▶ **Request**: Copy the data precisely, keeping every character.

## start Provided information

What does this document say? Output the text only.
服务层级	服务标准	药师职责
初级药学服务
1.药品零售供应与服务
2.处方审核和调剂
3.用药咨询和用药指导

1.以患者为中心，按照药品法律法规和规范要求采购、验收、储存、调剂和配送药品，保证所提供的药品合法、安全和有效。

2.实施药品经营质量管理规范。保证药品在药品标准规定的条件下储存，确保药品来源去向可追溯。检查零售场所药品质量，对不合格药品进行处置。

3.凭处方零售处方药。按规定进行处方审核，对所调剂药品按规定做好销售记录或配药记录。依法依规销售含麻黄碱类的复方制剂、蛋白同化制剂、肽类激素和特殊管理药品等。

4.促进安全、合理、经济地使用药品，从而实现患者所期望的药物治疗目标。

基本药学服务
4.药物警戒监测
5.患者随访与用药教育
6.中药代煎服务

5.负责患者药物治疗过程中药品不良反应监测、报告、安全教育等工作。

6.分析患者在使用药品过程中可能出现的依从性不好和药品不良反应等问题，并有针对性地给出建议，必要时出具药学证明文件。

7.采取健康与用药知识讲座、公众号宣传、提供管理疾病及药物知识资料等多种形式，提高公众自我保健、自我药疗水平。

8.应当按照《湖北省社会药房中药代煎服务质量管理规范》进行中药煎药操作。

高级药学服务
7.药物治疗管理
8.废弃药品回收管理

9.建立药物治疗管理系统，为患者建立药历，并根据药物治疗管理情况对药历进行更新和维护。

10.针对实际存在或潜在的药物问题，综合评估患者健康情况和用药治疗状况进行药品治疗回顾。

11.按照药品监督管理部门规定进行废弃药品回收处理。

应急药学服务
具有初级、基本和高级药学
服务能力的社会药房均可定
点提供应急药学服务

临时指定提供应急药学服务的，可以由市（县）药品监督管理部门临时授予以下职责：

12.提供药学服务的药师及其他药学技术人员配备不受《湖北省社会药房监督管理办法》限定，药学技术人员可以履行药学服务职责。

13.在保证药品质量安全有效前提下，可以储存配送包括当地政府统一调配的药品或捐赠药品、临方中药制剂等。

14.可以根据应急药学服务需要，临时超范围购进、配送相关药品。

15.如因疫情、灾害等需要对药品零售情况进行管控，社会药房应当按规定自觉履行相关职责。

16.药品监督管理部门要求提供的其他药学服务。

## end Provided information

▶ **Written response**:
What does this document say? Output the text only.
服务层级	服务标准	药师职责
初级药学服务
1.药品零售供应与服务
2.处方审核和调剂
3.用药咨询和用药指导

1.以患者为中心，按照药品法律法规和规范要求采购、验收、储存、调剂和配送药品，保证所提供的药品合法、安全和有效。

2.实施药品经营质量管理规范。保证药品在药品标准规定的条件下储存，确保药品来源去向可追溯。检查零售场所药品质量，对不合格药品进行处置。

3.凭处方零售处方药。按规定进行处方审核，对所调剂药品按规定做好销售记录或配药记录。依法依规销售含麻黄碱类的复方制剂、蛋白同化制剂、肽类激素和特殊管理药品等。

4.促进安全、合理、经济地使用药品，从而实现患者所期望的药物治疗目标。

基本药学服务
4.药物警戒监测
5.患者随访与用药教育
6.中药代煎服务

5.负责患者药物治疗过程中药品不良反应监测、报告、安全教育等工作。

6.分析患者在使用药品过程中可能出现的依从性不好和药品不良反应等问题，并有针对性地给出建议，必要时出具药学证明文件。

7.采取健康与用药知识讲座、公众号宣传、提供管理疾病及药物知识资料等多种形式，提高公众自我保健、自我药疗水平。

8.应当按照《湖北省社会药房中药代煎服务质量管理规范》进行中药煎药操作。

高级药学服务
7.药物治疗管理
8.废弃药品回收管理

9.建立药物治疗管理系统，为患者建立药历，并根据药物治疗管理情况对药历进行更新和维护。

10.针对实际存在或潜在的药物问题，综合评估患者健康情况和用药治疗状况进行药品治疗回顾。

11.按照药品监督管理部门规定进行废弃药品回收处理。

应急药学服务
具有初级、基本和高级药学
服务能力的社会药房均可定
点提供应急药学服务

临时指定提供应急药学服务的，可以由市（县）药品监督管理部门临时授予以下职责：

12.提供药学服务的药师及其他药学技术人员配备不受《湖北省社会药房监督管理办法》限定，药学技术人员可以履行药学服务职责。

13.在保证药品质量安全有效前提下，可以储存配送包括当地政府统一调配的药品或捐赠药品、临方中药制剂等。

14.可以根据应急药学服务需要，临时超范围购进、配送相关药品。

15.如因疫情、灾害等需要对药品零售情况进行管控，社会药房应当按规定自觉履行相关职责。

16.药品监督管理部门要求提供的其他药学服务。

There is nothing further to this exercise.